[What to work on] Pull every line containing "luces" from the entries.

--- BEGIN Data excerpts ---

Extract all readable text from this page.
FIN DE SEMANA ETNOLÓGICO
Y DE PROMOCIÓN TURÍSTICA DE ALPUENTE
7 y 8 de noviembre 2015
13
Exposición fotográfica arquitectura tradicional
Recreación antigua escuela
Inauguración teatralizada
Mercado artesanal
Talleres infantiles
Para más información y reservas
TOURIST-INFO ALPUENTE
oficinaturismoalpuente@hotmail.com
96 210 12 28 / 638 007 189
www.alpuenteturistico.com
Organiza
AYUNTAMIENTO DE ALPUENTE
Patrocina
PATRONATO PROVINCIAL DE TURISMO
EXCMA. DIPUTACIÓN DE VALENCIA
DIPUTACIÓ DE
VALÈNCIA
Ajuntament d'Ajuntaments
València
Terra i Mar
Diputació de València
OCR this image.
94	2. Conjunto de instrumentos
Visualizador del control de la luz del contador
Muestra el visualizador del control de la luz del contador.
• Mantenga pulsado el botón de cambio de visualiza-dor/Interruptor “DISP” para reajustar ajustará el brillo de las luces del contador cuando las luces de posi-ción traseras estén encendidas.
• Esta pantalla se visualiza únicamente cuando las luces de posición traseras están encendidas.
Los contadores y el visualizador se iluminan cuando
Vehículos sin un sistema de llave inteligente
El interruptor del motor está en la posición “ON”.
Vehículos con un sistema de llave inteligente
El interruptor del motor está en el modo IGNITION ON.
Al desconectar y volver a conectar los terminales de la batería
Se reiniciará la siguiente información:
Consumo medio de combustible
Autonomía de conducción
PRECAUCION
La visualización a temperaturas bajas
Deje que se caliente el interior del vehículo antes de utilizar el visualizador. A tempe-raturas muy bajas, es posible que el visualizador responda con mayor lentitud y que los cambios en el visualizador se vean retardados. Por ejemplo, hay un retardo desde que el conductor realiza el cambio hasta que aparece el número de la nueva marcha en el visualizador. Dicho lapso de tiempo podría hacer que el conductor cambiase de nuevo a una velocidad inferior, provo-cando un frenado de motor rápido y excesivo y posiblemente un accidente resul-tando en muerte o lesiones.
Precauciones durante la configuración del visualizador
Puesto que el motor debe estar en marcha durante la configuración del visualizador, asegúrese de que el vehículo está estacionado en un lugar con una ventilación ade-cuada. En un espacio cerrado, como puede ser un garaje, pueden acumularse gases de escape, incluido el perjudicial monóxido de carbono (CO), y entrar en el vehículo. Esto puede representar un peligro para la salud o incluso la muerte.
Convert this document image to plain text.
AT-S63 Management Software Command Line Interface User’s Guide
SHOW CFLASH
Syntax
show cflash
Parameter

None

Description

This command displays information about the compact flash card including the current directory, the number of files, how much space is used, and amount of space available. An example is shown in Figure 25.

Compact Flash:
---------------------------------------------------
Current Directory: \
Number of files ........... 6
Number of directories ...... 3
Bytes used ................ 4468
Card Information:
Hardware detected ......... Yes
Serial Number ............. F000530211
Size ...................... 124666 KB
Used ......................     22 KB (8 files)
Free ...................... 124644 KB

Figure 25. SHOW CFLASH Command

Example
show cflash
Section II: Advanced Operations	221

--- END Data excerpts ---

[Solution to this task]
• Mantenga pulsado el botón de cambio de visualiza-dor/Interruptor “DISP” para reajustar ajustará el brillo de las luces del contador cuando las luces de posi-ción traseras estén encendidas.
• Esta pantalla se visualiza únicamente cuando las luces de posición traseras están encendidas.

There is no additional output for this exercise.